_Provided data:_
* * * * * * *
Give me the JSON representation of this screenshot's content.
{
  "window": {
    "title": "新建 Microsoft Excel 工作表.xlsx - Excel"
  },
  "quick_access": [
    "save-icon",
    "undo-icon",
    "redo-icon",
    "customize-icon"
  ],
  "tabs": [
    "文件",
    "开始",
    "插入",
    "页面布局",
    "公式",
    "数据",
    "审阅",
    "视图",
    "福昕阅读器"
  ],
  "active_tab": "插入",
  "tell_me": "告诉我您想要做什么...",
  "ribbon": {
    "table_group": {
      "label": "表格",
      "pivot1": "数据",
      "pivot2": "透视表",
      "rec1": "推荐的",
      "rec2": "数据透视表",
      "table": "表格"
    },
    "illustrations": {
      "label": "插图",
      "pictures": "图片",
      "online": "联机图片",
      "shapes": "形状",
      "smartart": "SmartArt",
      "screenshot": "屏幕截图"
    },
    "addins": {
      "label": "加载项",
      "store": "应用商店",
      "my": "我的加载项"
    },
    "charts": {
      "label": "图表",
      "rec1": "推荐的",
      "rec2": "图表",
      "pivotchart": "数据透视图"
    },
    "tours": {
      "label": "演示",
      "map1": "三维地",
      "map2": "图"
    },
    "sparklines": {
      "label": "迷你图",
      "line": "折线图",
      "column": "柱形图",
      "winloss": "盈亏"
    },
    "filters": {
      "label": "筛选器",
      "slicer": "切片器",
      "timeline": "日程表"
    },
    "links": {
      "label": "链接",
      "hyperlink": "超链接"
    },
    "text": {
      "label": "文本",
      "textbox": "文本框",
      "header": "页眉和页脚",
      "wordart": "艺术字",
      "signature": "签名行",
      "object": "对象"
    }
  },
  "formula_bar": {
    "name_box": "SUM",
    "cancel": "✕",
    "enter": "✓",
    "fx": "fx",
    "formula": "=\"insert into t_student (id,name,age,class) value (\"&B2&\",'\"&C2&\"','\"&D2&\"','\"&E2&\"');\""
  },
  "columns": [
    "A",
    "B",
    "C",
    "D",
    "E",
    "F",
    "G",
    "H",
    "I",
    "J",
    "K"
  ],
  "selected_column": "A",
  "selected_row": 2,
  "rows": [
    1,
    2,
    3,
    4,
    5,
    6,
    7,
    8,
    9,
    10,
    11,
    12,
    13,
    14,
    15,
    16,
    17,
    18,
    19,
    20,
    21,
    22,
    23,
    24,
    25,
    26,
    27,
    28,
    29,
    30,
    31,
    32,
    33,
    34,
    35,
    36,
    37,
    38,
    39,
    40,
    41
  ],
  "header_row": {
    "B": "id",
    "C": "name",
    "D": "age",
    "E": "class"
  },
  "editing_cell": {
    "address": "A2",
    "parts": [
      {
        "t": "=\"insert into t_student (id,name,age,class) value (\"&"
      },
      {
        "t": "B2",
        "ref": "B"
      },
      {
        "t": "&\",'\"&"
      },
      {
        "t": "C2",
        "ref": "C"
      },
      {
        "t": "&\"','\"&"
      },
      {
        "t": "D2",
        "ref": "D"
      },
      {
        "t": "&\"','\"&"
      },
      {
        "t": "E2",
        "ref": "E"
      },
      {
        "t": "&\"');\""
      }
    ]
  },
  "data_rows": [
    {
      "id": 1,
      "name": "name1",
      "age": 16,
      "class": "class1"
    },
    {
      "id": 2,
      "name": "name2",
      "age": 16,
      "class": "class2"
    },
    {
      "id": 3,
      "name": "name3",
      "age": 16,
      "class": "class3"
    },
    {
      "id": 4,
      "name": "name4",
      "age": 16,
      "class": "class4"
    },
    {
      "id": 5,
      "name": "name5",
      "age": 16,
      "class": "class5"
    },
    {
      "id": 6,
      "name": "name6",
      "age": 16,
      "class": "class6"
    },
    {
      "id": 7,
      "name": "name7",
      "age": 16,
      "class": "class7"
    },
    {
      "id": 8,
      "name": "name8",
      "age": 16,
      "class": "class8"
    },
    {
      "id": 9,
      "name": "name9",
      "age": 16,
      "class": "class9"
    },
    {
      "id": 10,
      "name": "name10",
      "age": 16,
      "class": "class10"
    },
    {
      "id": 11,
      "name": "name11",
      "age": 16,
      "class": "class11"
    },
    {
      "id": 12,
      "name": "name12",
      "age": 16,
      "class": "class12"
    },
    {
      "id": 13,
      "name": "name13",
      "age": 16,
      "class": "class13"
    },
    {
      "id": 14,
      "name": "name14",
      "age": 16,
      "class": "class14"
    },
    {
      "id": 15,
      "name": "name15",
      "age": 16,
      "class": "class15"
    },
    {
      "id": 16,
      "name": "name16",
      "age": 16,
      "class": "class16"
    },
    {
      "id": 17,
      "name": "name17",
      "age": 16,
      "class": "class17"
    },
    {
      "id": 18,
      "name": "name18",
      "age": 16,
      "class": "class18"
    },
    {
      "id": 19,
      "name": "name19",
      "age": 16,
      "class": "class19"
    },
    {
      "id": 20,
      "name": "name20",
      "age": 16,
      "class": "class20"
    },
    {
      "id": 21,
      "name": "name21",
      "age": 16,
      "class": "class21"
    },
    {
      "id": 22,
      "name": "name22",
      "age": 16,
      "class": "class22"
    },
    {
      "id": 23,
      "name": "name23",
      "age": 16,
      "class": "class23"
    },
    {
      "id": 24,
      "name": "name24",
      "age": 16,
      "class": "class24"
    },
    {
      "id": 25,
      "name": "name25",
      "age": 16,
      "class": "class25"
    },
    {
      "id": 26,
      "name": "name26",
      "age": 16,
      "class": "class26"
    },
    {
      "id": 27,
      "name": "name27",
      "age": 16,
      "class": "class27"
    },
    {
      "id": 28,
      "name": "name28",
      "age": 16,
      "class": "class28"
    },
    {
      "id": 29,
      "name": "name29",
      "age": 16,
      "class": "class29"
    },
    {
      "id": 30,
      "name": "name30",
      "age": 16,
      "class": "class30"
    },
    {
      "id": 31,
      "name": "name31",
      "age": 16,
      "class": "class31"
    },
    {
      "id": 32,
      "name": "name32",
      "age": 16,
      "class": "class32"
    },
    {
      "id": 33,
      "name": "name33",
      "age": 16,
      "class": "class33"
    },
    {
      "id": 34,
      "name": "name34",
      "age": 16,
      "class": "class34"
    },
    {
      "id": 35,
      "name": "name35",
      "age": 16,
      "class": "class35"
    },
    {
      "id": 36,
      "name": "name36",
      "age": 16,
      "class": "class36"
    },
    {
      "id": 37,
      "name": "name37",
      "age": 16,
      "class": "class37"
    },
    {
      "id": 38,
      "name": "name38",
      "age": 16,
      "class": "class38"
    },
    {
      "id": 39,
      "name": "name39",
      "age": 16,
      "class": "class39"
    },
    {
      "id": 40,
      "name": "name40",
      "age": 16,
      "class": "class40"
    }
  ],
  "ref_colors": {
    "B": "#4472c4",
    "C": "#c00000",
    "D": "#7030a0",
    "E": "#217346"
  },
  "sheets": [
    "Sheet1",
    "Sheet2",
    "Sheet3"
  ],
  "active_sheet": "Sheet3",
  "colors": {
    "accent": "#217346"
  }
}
* * * * * * *
_Aim:_ Say how many lines of the listing above contain "icon", with no other words.

_Task result:_ 4